- [WORK TO BE COMPLETED]
All of the data below should be written out exactly.

Dataset items
>>>
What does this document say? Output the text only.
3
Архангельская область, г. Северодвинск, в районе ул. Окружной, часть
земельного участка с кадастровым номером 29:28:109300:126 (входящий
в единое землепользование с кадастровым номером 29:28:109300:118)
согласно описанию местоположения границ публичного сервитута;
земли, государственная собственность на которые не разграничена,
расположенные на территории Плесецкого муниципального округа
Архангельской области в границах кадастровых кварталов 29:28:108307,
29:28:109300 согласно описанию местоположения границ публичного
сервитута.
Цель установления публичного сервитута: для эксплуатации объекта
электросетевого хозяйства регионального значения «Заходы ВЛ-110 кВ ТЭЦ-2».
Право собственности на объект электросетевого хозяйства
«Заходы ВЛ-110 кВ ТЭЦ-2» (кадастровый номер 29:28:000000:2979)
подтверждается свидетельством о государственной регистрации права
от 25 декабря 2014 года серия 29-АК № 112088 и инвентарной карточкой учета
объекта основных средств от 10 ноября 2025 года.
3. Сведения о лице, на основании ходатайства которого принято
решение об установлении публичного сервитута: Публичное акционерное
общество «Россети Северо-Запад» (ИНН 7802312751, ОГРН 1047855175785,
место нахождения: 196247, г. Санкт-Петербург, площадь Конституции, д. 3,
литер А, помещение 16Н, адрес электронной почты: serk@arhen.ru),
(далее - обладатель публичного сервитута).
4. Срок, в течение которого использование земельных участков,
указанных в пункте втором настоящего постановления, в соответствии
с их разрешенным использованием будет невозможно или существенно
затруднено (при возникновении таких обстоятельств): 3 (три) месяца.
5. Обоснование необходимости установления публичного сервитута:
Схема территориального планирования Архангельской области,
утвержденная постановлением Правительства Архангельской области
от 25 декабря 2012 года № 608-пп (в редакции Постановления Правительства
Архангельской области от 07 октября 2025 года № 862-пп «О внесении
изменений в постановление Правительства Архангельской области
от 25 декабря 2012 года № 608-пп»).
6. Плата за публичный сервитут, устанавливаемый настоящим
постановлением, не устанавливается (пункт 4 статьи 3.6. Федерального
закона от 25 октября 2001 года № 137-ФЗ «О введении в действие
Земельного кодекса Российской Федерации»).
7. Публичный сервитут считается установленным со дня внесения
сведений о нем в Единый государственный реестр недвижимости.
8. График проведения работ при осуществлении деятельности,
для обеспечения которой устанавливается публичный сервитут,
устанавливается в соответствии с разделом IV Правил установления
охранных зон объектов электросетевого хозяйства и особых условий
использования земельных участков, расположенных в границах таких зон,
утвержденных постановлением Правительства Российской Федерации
<<<
- [FULL SOLUTION]
What does this document say? Output the text only.
3
Архангельская область, г. Северодвинск, в районе ул. Окружной, часть
земельного участка с кадастровым номером 29:28:109300:126 (входящий
в единое землепользование с кадастровым номером 29:28:109300:118)
согласно описанию местоположения границ публичного сервитута;
земли, государственная собственность на которые не разграничена,
расположенные на территории Плесецкого муниципального округа
Архангельской области в границах кадастровых кварталов 29:28:108307,
29:28:109300 согласно описанию местоположения границ публичного
сервитута.
Цель установления публичного сервитута: для эксплуатации объекта
электросетевого хозяйства регионального значения «Заходы ВЛ-110 кВ ТЭЦ-2».
Право собственности на объект электросетевого хозяйства
«Заходы ВЛ-110 кВ ТЭЦ-2» (кадастровый номер 29:28:000000:2979)
подтверждается свидетельством о государственной регистрации права
от 25 декабря 2014 года серия 29-АК № 112088 и инвентарной карточкой учета
объекта основных средств от 10 ноября 2025 года.
3. Сведения о лице, на основании ходатайства которого принято
решение об установлении публичного сервитута: Публичное акционерное
общество «Россети Северо-Запад» (ИНН 7802312751, ОГРН 1047855175785,
место нахождения: 196247, г. Санкт-Петербург, площадь Конституции, д. 3,
литер А, помещение 16Н, адрес электронной почты: serk@arhen.ru),
(далее - обладатель публичного сервитута).
4. Срок, в течение которого использование земельных участков,
указанных в пункте втором настоящего постановления, в соответствии
с их разрешенным использованием будет невозможно или существенно
затруднено (при возникновении таких обстоятельств): 3 (три) месяца.
5. Обоснование необходимости установления публичного сервитута:
Схема территориального планирования Архангельской области,
утвержденная постановлением Правительства Архангельской области
от 25 декабря 2012 года № 608-пп (в редакции Постановления Правительства
Архангельской области от 07 октября 2025 года № 862-пп «О внесении
изменений в постановление Правительства Архангельской области
от 25 декабря 2012 года № 608-пп»).
6. Плата за публичный сервитут, устанавливаемый настоящим
постановлением, не устанавливается (пункт 4 статьи 3.6. Федерального
закона от 25 октября 2001 года № 137-ФЗ «О введении в действие
Земельного кодекса Российской Федерации»).
7. Публичный сервитут считается установленным со дня внесения
сведений о нем в Единый государственный реестр недвижимости.
8. График проведения работ при осуществлении деятельности,
для обеспечения которой устанавливается публичный сервитут,
устанавливается в соответствии с разделом IV Правил установления
охранных зон объектов электросетевого хозяйства и особых условий
использования земельных участков, расположенных в границах таких зон,
утвержденных постановлением Правительства Российской Федерации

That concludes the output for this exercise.